▶ **WHAT TO DO**
In the records below, work out how many lines hold the word "structured". Report the number alone.

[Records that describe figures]
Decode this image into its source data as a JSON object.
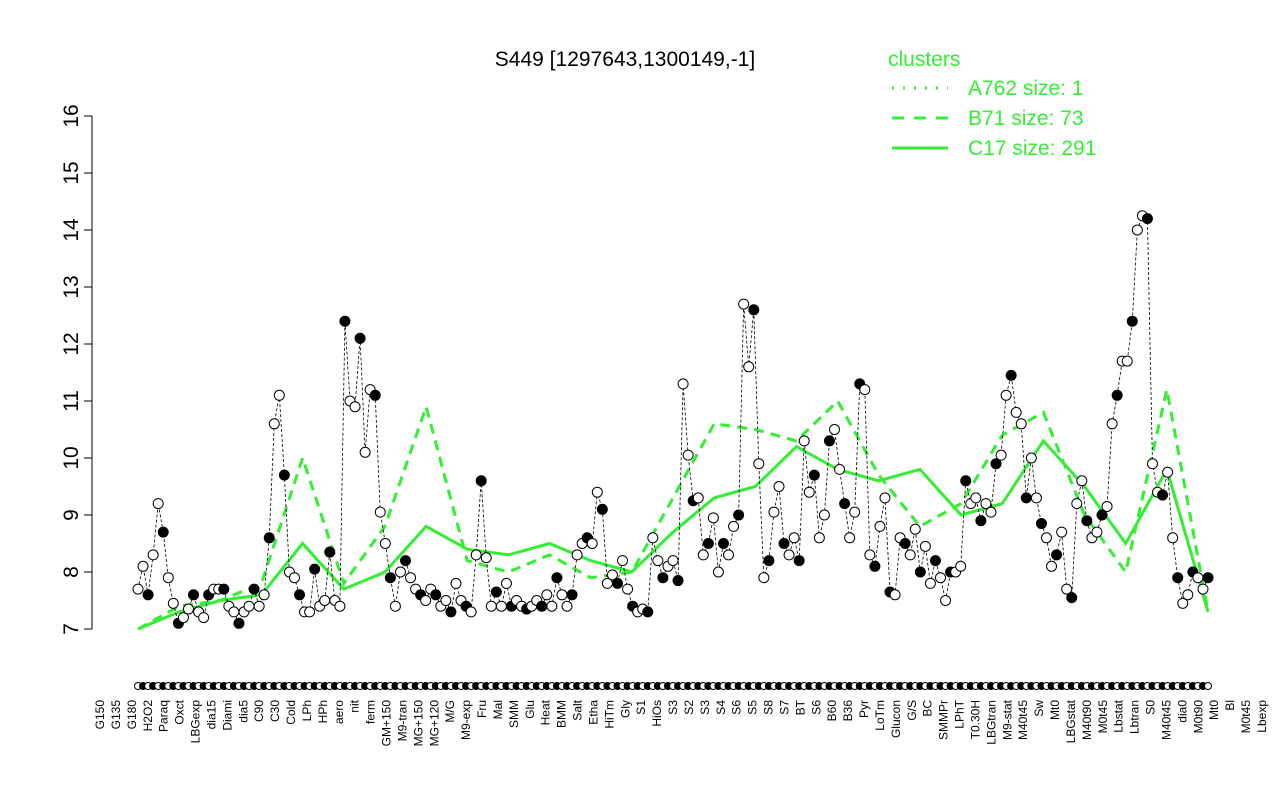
{
  "chart_data": {
    "type": "line",
    "title": "S449 [1297643,1300149,-1]",
    "xlabel": "",
    "ylabel": "",
    "ylim": [
      7,
      16
    ],
    "yticks": [
      7,
      8,
      9,
      10,
      11,
      12,
      13,
      14,
      15,
      16
    ],
    "grid": false,
    "legend": {
      "placement": "top-right",
      "title": "clusters",
      "entries": [
        {
          "label": "A762 size: 1",
          "style": "dotted"
        },
        {
          "label": "B71 size: 73",
          "style": "dashed"
        },
        {
          "label": "C17 size: 291",
          "style": "solid"
        }
      ]
    },
    "colors": {
      "clusters": "#33ee33",
      "points": "#000000",
      "axis": "#000000"
    },
    "xtick_labels_lower": [
      "G150",
      "G180",
      "Paraq",
      "LBGexp",
      "Diami",
      "C90",
      "Cold",
      "HPh",
      "nit",
      "GM+150",
      "MG+150",
      "M/G",
      "Fru",
      "SMM",
      "Heat",
      "Salt",
      "HiTm",
      "S1",
      "S3",
      "S3",
      "S6",
      "S8",
      "BT",
      "B60",
      "Pyr",
      "Glucon",
      "BC",
      "LPhT",
      "LBGtran",
      "M40t45",
      "Mt0",
      "M40t90",
      "Lbstat",
      "S0",
      "dia0",
      "Mt0"
    ],
    "xtick_labels_upper": [
      "G135",
      "H2O2",
      "Oxct",
      "dia15",
      "dia5",
      "C30",
      "LPh",
      "aero",
      "ferm",
      "M9-tran",
      "MG+120",
      "M9-exp",
      "Mal",
      "Glu",
      "BMM",
      "Etha",
      "Gly",
      "HiOs",
      "S2",
      "S4",
      "S5",
      "S7",
      "S6",
      "B36",
      "LoTm",
      "G/S",
      "SMMPr",
      "T0.30H",
      "M9-stat",
      "Sw",
      "LBGstat",
      "M0t45",
      "Lbtran",
      "M40t45",
      "M0t90",
      "Bl",
      "M0t45",
      "Lbexp"
    ],
    "series": [
      {
        "style": "points",
        "values": [
          7.7,
          8.1,
          7.6,
          8.3,
          9.2,
          8.7,
          7.9,
          7.45,
          7.1,
          7.2,
          7.35,
          7.6,
          7.3,
          7.2,
          7.6,
          7.7,
          7.7,
          7.7,
          7.4,
          7.3,
          7.1,
          7.3,
          7.4,
          7.7,
          7.4,
          7.6,
          8.6,
          10.6,
          11.1,
          9.7,
          8.0,
          7.9,
          7.6,
          7.3,
          7.3,
          8.05,
          7.4,
          7.5,
          8.35,
          7.5,
          7.4,
          12.4,
          11.0,
          10.9,
          12.1,
          10.1,
          11.2,
          11.1,
          9.05,
          8.5,
          7.9,
          7.4,
          8.0,
          8.2,
          7.9,
          7.7,
          7.6,
          7.5,
          7.7,
          7.6,
          7.4,
          7.5,
          7.3,
          7.8,
          7.5,
          7.4,
          7.3,
          8.3,
          9.6,
          8.25,
          7.4,
          7.65,
          7.4,
          7.8,
          7.4,
          7.5,
          7.4,
          7.35,
          7.4,
          7.5,
          7.4,
          7.6,
          7.4,
          7.9,
          7.6,
          7.4,
          7.6,
          8.3,
          8.5,
          8.6,
          8.5,
          9.4,
          9.1,
          7.8,
          7.95,
          7.8,
          8.2,
          7.7,
          7.4,
          7.3,
          7.35,
          7.3,
          8.6,
          8.2,
          7.9,
          8.1,
          8.2,
          7.85,
          11.3,
          10.05,
          9.25,
          9.3,
          8.3,
          8.5,
          8.95,
          8.0,
          8.5,
          8.3,
          8.8,
          9.0,
          12.7,
          11.6,
          12.6,
          9.9,
          7.9,
          8.2,
          9.05,
          9.5,
          8.5,
          8.3,
          8.6,
          8.2,
          10.3,
          9.4,
          9.7,
          8.6,
          9.0,
          10.3,
          10.5,
          9.8,
          9.2,
          8.6,
          9.05,
          11.3,
          11.2,
          8.3,
          8.1,
          8.8,
          9.3,
          7.65,
          7.6,
          8.6,
          8.5,
          8.3,
          8.75,
          8.0,
          8.45,
          7.8,
          8.2,
          7.9,
          7.5,
          8.0,
          8.0,
          8.1,
          9.6,
          9.2,
          9.3,
          8.9,
          9.2,
          9.05,
          9.9,
          10.05,
          11.1,
          11.45,
          10.8,
          10.6,
          9.3,
          10.0,
          9.3,
          8.85,
          8.6,
          8.1,
          8.3,
          8.7,
          7.7,
          7.55,
          9.2,
          9.6,
          8.9,
          8.6,
          8.7,
          9.0,
          9.15,
          10.6,
          11.1,
          11.7,
          11.7,
          12.4,
          14.0,
          14.25,
          14.2,
          9.9,
          9.4,
          9.35,
          9.75,
          8.6,
          7.9,
          7.45,
          7.6,
          8.0,
          7.9,
          7.7,
          7.9
        ]
      },
      {
        "name": "B71 size: 73",
        "style": "dashed",
        "values": [
          7.0,
          7.4,
          7.5,
          7.8,
          10.0,
          7.8,
          8.8,
          10.9,
          8.2,
          8.0,
          8.3,
          7.9,
          8.0,
          9.3,
          10.6,
          10.5,
          10.3,
          11.0,
          9.7,
          8.8,
          9.2,
          10.4,
          10.8,
          9.0,
          8.0,
          11.2,
          7.3
        ]
      },
      {
        "name": "C17 size: 291",
        "style": "solid",
        "values": [
          7.0,
          7.3,
          7.5,
          7.6,
          8.5,
          7.7,
          8.0,
          8.8,
          8.4,
          8.3,
          8.5,
          8.2,
          8.0,
          8.7,
          9.3,
          9.5,
          10.2,
          9.8,
          9.6,
          9.8,
          9.0,
          9.2,
          10.3,
          9.5,
          8.5,
          9.8,
          7.3
        ]
      }
    ]
  }
}
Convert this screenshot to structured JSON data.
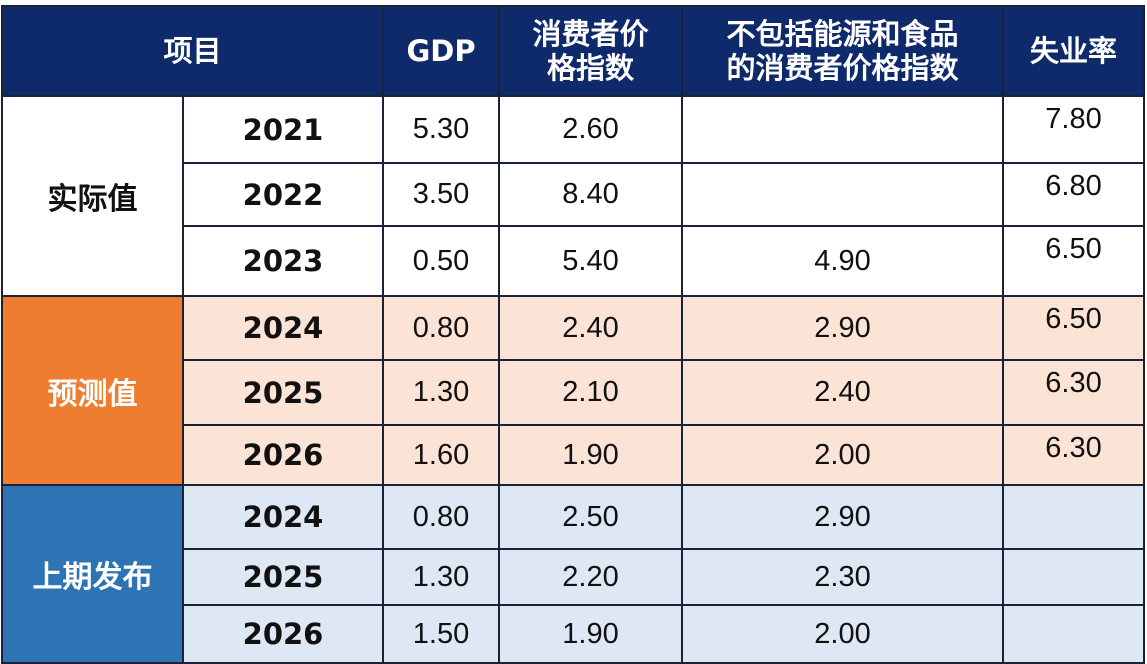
{
  "header": {
    "item": "项目",
    "gdp": "GDP",
    "cpi_line1": "消费者价",
    "cpi_line2": "格指数",
    "core_line1": "不包括能源和食品",
    "core_line2": "的消费者价格指数",
    "unemployment": "失业率"
  },
  "groups": {
    "actual": "实际值",
    "forecast": "预测值",
    "previous": "上期发布"
  },
  "colors": {
    "header_bg": "#0f2a6b",
    "forecast_label_bg": "#ef7d31",
    "forecast_row_bg": "#fbe3d6",
    "previous_label_bg": "#2e74b5",
    "previous_row_bg": "#dde8f4"
  },
  "rows": [
    {
      "year": "2021",
      "gdp": "5.30",
      "cpi": "2.60",
      "core": "",
      "unemp": "7.80"
    },
    {
      "year": "2022",
      "gdp": "3.50",
      "cpi": "8.40",
      "core": "",
      "unemp": "6.80"
    },
    {
      "year": "2023",
      "gdp": "0.50",
      "cpi": "5.40",
      "core": "4.90",
      "unemp": "6.50"
    },
    {
      "year": "2024",
      "gdp": "0.80",
      "cpi": "2.40",
      "core": "2.90",
      "unemp": "6.50"
    },
    {
      "year": "2025",
      "gdp": "1.30",
      "cpi": "2.10",
      "core": "2.40",
      "unemp": "6.30"
    },
    {
      "year": "2026",
      "gdp": "1.60",
      "cpi": "1.90",
      "core": "2.00",
      "unemp": "6.30"
    },
    {
      "year": "2024",
      "gdp": "0.80",
      "cpi": "2.50",
      "core": "2.90",
      "unemp": ""
    },
    {
      "year": "2025",
      "gdp": "1.30",
      "cpi": "2.20",
      "core": "2.30",
      "unemp": ""
    },
    {
      "year": "2026",
      "gdp": "1.50",
      "cpi": "1.90",
      "core": "2.00",
      "unemp": ""
    }
  ]
}
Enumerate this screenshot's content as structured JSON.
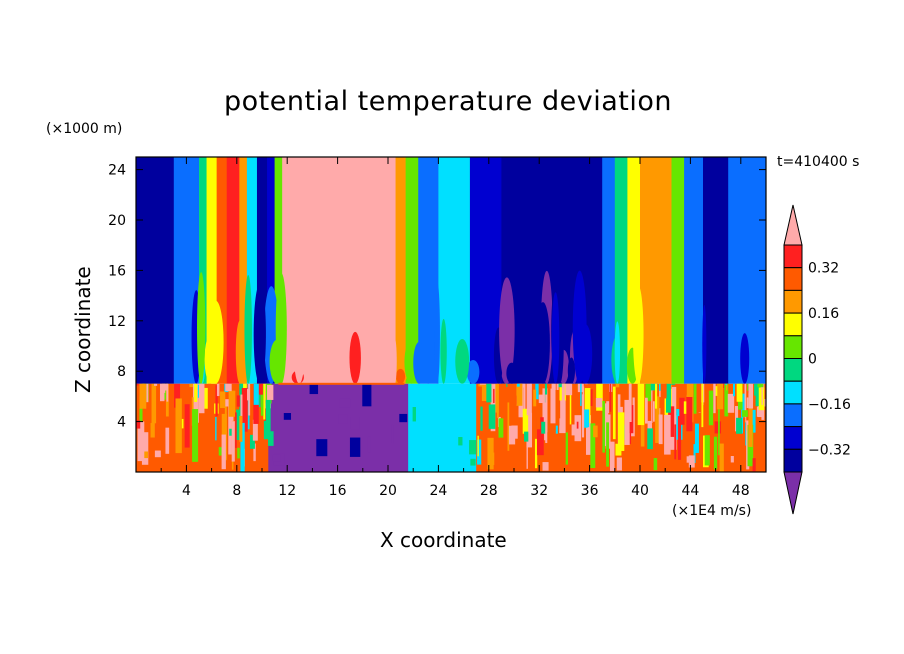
{
  "chart_data": {
    "type": "heatmap",
    "title": "potential temperature deviation",
    "xlabel": "X coordinate",
    "ylabel": "Z coordinate",
    "x_unit_label": "(×1E4 m/s)",
    "y_unit_label": "(×1000 m)",
    "time_label": "t=410400 s",
    "xlim": [
      0,
      50
    ],
    "ylim": [
      0,
      25
    ],
    "x_ticks": [
      4,
      8,
      12,
      16,
      20,
      24,
      28,
      32,
      36,
      40,
      44,
      48
    ],
    "y_ticks": [
      4,
      8,
      12,
      16,
      20,
      24
    ],
    "colorbar": {
      "levels": [
        -0.4,
        -0.32,
        -0.24,
        -0.16,
        -0.08,
        0,
        0.08,
        0.16,
        0.24,
        0.32,
        0.4
      ],
      "tick_labels": [
        "0.32",
        "0.16",
        "0",
        "−0.16",
        "−0.32"
      ],
      "tick_values": [
        0.32,
        0.16,
        0,
        -0.16,
        -0.32
      ],
      "colors": [
        "#7b2fa8",
        "#00009e",
        "#0000d0",
        "#0a6eff",
        "#00e0ff",
        "#00d880",
        "#66e600",
        "#ffff00",
        "#ff9900",
        "#ff5a00",
        "#ff2020",
        "#ffaaaa"
      ]
    },
    "upper_layer_columns": [
      {
        "x0": 0.0,
        "x1": 3.0,
        "v": -0.36
      },
      {
        "x0": 3.0,
        "x1": 5.0,
        "v": -0.2
      },
      {
        "x0": 5.0,
        "x1": 5.6,
        "v": -0.06
      },
      {
        "x0": 5.6,
        "x1": 6.4,
        "v": 0.12
      },
      {
        "x0": 6.4,
        "x1": 7.2,
        "v": 0.3
      },
      {
        "x0": 7.2,
        "x1": 8.2,
        "v": 0.36
      },
      {
        "x0": 8.2,
        "x1": 8.8,
        "v": 0.2
      },
      {
        "x0": 8.8,
        "x1": 9.6,
        "v": -0.1
      },
      {
        "x0": 9.6,
        "x1": 10.4,
        "v": -0.36
      },
      {
        "x0": 10.4,
        "x1": 11.0,
        "v": -0.26
      },
      {
        "x0": 11.0,
        "x1": 11.6,
        "v": 0.06
      },
      {
        "x0": 11.6,
        "x1": 20.6,
        "v": 0.45
      },
      {
        "x0": 20.6,
        "x1": 21.4,
        "v": 0.2
      },
      {
        "x0": 21.4,
        "x1": 22.4,
        "v": 0.0
      },
      {
        "x0": 22.4,
        "x1": 24.0,
        "v": -0.2
      },
      {
        "x0": 24.0,
        "x1": 26.5,
        "v": -0.1
      },
      {
        "x0": 26.5,
        "x1": 29.0,
        "v": -0.3
      },
      {
        "x0": 29.0,
        "x1": 37.0,
        "v": -0.37
      },
      {
        "x0": 37.0,
        "x1": 38.0,
        "v": -0.2
      },
      {
        "x0": 38.0,
        "x1": 39.0,
        "v": -0.04
      },
      {
        "x0": 39.0,
        "x1": 40.0,
        "v": 0.1
      },
      {
        "x0": 40.0,
        "x1": 42.5,
        "v": 0.18
      },
      {
        "x0": 42.5,
        "x1": 43.5,
        "v": 0.02
      },
      {
        "x0": 43.5,
        "x1": 45.0,
        "v": -0.2
      },
      {
        "x0": 45.0,
        "x1": 47.0,
        "v": -0.36
      },
      {
        "x0": 47.0,
        "x1": 50.0,
        "v": -0.2
      }
    ],
    "lower_layer_segments": [
      {
        "x0": 0.0,
        "x1": 10.5,
        "v": 0.3
      },
      {
        "x0": 10.5,
        "x1": 21.6,
        "v": -0.45
      },
      {
        "x0": 21.6,
        "x1": 27.0,
        "v": -0.1
      },
      {
        "x0": 27.0,
        "x1": 50.0,
        "v": 0.3
      }
    ],
    "layer_interface_z": 7.0
  }
}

▶ **TASK OUTPUT**
2